/---
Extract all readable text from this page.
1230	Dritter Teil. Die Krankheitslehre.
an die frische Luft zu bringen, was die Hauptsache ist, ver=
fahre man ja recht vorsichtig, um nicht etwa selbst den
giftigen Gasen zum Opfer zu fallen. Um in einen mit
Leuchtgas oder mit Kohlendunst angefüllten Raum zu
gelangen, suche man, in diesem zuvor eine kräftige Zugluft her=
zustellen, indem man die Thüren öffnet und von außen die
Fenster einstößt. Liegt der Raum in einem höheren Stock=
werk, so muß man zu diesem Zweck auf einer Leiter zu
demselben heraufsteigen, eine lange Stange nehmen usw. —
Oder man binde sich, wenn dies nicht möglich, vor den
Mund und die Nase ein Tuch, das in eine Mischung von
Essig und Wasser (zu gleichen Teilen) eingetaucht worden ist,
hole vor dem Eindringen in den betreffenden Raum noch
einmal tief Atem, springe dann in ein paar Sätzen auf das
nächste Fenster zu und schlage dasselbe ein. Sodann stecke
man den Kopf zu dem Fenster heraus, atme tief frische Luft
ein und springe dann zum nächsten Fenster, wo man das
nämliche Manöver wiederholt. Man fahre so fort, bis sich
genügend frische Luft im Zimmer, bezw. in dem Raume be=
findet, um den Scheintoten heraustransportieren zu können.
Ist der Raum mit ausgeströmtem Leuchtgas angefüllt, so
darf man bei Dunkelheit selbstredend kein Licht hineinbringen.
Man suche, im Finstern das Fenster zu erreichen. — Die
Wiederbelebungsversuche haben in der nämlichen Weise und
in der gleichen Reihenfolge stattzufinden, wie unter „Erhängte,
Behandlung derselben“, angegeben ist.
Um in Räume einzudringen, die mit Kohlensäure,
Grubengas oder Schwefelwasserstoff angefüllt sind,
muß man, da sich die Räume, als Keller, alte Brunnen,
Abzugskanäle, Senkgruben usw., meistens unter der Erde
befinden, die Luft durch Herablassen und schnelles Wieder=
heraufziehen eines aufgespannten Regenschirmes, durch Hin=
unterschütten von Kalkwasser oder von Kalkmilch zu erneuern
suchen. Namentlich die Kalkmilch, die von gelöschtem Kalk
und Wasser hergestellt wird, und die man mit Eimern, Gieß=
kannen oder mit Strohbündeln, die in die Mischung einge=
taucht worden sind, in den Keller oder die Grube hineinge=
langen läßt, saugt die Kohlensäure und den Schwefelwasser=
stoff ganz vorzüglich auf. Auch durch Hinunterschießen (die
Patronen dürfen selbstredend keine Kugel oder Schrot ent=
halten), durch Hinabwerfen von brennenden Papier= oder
\---
[Task description] Reproduce each line verbatim.

[Exercise solution]
Extract all readable text from this page.
1230	Dritter Teil. Die Krankheitslehre.
an die frische Luft zu bringen, was die Hauptsache ist, ver=
fahre man ja recht vorsichtig, um nicht etwa selbst den
giftigen Gasen zum Opfer zu fallen. Um in einen mit
Leuchtgas oder mit Kohlendunst angefüllten Raum zu
gelangen, suche man, in diesem zuvor eine kräftige Zugluft her=
zustellen, indem man die Thüren öffnet und von außen die
Fenster einstößt. Liegt der Raum in einem höheren Stock=
werk, so muß man zu diesem Zweck auf einer Leiter zu
demselben heraufsteigen, eine lange Stange nehmen usw. —
Oder man binde sich, wenn dies nicht möglich, vor den
Mund und die Nase ein Tuch, das in eine Mischung von
Essig und Wasser (zu gleichen Teilen) eingetaucht worden ist,
hole vor dem Eindringen in den betreffenden Raum noch
einmal tief Atem, springe dann in ein paar Sätzen auf das
nächste Fenster zu und schlage dasselbe ein. Sodann stecke
man den Kopf zu dem Fenster heraus, atme tief frische Luft
ein und springe dann zum nächsten Fenster, wo man das
nämliche Manöver wiederholt. Man fahre so fort, bis sich
genügend frische Luft im Zimmer, bezw. in dem Raume be=
findet, um den Scheintoten heraustransportieren zu können.
Ist der Raum mit ausgeströmtem Leuchtgas angefüllt, so
darf man bei Dunkelheit selbstredend kein Licht hineinbringen.
Man suche, im Finstern das Fenster zu erreichen. — Die
Wiederbelebungsversuche haben in der nämlichen Weise und
in der gleichen Reihenfolge stattzufinden, wie unter „Erhängte,
Behandlung derselben“, angegeben ist.
Um in Räume einzudringen, die mit Kohlensäure,
Grubengas oder Schwefelwasserstoff angefüllt sind,
muß man, da sich die Räume, als Keller, alte Brunnen,
Abzugskanäle, Senkgruben usw., meistens unter der Erde
befinden, die Luft durch Herablassen und schnelles Wieder=
heraufziehen eines aufgespannten Regenschirmes, durch Hin=
unterschütten von Kalkwasser oder von Kalkmilch zu erneuern
suchen. Namentlich die Kalkmilch, die von gelöschtem Kalk
und Wasser hergestellt wird, und die man mit Eimern, Gieß=
kannen oder mit Strohbündeln, die in die Mischung einge=
taucht worden sind, in den Keller oder die Grube hineinge=
langen läßt, saugt die Kohlensäure und den Schwefelwasser=
stoff ganz vorzüglich auf. Auch durch Hinunterschießen (die
Patronen dürfen selbstredend keine Kugel oder Schrot ent=
halten), durch Hinabwerfen von brennenden Papier= oder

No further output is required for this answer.